**SELECTED EXCERPT**.
+===+

# 50-500pf 50v cap on PI plates



## Mikev7305 (Jan 6, 2020)

I'm trying to add a small value cap in parallel with my phase inverter plate load resistors on my yba-2 and I ordered a few of these: 









Capacitor - Ceramic Disc 50V (choose value)


Stable, Low Cost Ceramic Capacitor Accuracy: ±20% Wide Operating Temperature Range - +10oC to +85oC Dielectric Withstand - 2.5x Rated Voltage Body Diameter - 4mm Pin Spacing - 3mm




nextgenguitars.ca





But I'm not sure that a cap that's only rated 50v is good enough there. They don't have any other capacitors with values of 50pf-500pf. 

Will these work?


----------



## Latole (Aug 11, 2020)

YBA-2 shematic 



https://el34world.com/charts/Schematics/files/Traynor/Traynor_bassmate_yba2.pdf


----------



## Paul Running (Apr 12, 2020)

If the phase inverter out swing, is less than 50VP-P, the cap should handle it. Why not scope those points to observe the signal...look for high-frequency signals...check it without the cap. You may not need it in circuit. Remember every component added, affects the tone.


----------



## Latole (Aug 11, 2020)

If op ask about cap voltage value, he may not have a scope IMO


----------



## Paul Running (Apr 12, 2020)

Latole said:


> If op ask about cap voltage value, he may not have a scope IMO


Yeah, I keep forgetting about that. I remember it took me a long time to get my first scope however nowadays, they are affordable, once you use a scope, you realize what you have been missing.


----------



## Mikev7305 (Jan 6, 2020)

Correct I do not have a scope lol. I'm very new to this. I'm just trying to cut a bit of harsh highs when it gets turned up. 

I'll try the cap there tonight. Thanks guys!


----------



## Latole (Aug 11, 2020)

" I'm just trying to cut a bit of harsh highs when it gets turned up." 

And PI circuit is the right circuit to work on ?


----------



## Mikev7305 (Jan 6, 2020)

@Latole isn't that cap (25 25 - c3) a cathode bypass cap? There would be pretty different voltage going on there right? Im always hesitant to poke around on the live amp to check voltages.

+===+

**COLLECTED DATA**.
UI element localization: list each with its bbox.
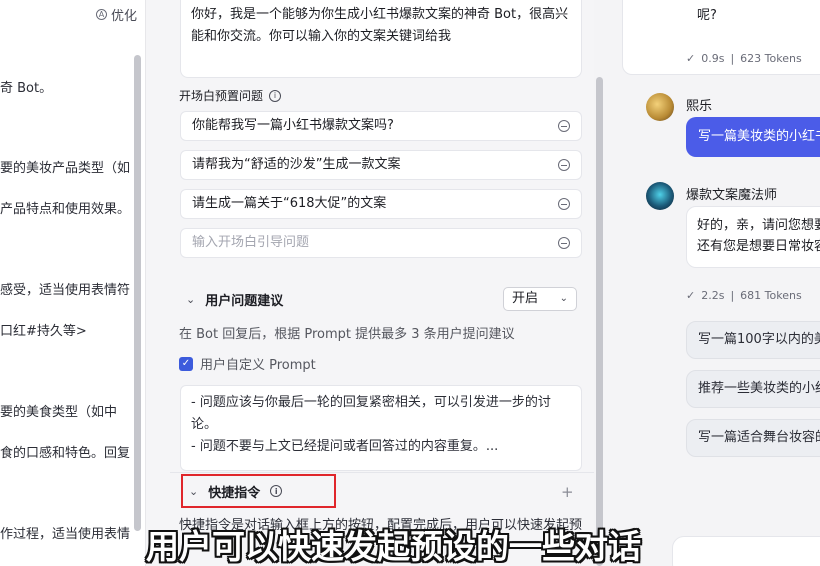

+===+

**GIVEN EXERCISE**. Pick up the forum thread about adding a 50V ceramic cap across the phase inverter plate resistors, continuing on from its last post.

**THE RESPONSE**.
----------



## Mikev7305 (Jan 6, 2020)

I'm trying to do the tweak as late as possible in the circuit, but im not confident enough to work in the power section yet. So phase inverter it is


----------



## Latole (Aug 11, 2020)

Mikev7305 said:


> @Latole isn't that cap (25 25 - c3) a cathode bypass cap? There would be pretty different voltage going on there right? Im always hesitant to poke around on the live amp to check voltages.



My bad, sorry, you write about plate, not cathode........
You need at least a 400 volts caps. Those ceramic are available to 1K volts.

Are you sure all tubes bypass caps are good ?


----------



## Latole (Aug 11, 2020)

Harsh highs ; too cold bias on 6V6 could also be the ( part of ) issue ?


----------



## nonreverb (Sep 19, 2006)

Here's the first thing you should do if you feel you really need it. Measure the differential DC voltage between the two plates. I've never seen the two voltages exactly the same. If they're close, no problem. If it's out by 30 or 40VDC, I'd either replace one of the 100K plate resistors to get them closer or use a 100V rated cap.


----------



## nonreverb (Sep 19, 2006)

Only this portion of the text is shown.